→ **Directions for this task**
Restate each line word for word. Leave out every picture.

→ **Recorded data**
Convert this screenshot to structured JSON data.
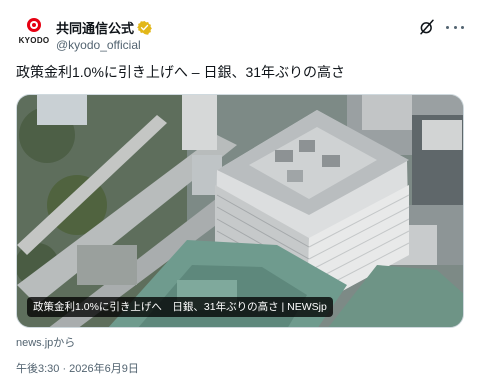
{
  "account": {
    "logo_text": "KYODO",
    "display_name": "共同通信公式",
    "handle": "@kyodo_official",
    "brand_color": "#e60012",
    "verified_color": "#e2b719"
  },
  "actions": {
    "grok_icon": "grok-slash-icon",
    "more_icon": "more-dots-icon"
  },
  "tweet": {
    "text": "政策金利1.0%に引き上げへ – 日銀、31年ぶりの高さ"
  },
  "card": {
    "caption": "政策金利1.0%に引き上げへ　日銀、31年ぶりの高さ | NEWSjp",
    "source": "news.jpから"
  },
  "timestamp": "午後3:30 · 2026年6月9日"
}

→ **Solution to the problem**
Convert this screenshot to structured JSON data.
{
  "account": {
    "logo_text": "KYODO",
    "display_name": "共同通信公式",
    "handle": "@kyodo_official",
    "brand_color": "#e60012",
    "verified_color": "#e2b719"
  },
  "actions": {
    "grok_icon": "grok-slash-icon",
    "more_icon": "more-dots-icon"
  },
  "tweet": {
    "text": "政策金利1.0%に引き上げへ – 日銀、31年ぶりの高さ"
  },
  "card": {
    "caption": "政策金利1.0%に引き上げへ　日銀、31年ぶりの高さ | NEWSjp",
    "source": "news.jpから"
  },
  "timestamp": "午後3:30 · 2026年6月9日"
}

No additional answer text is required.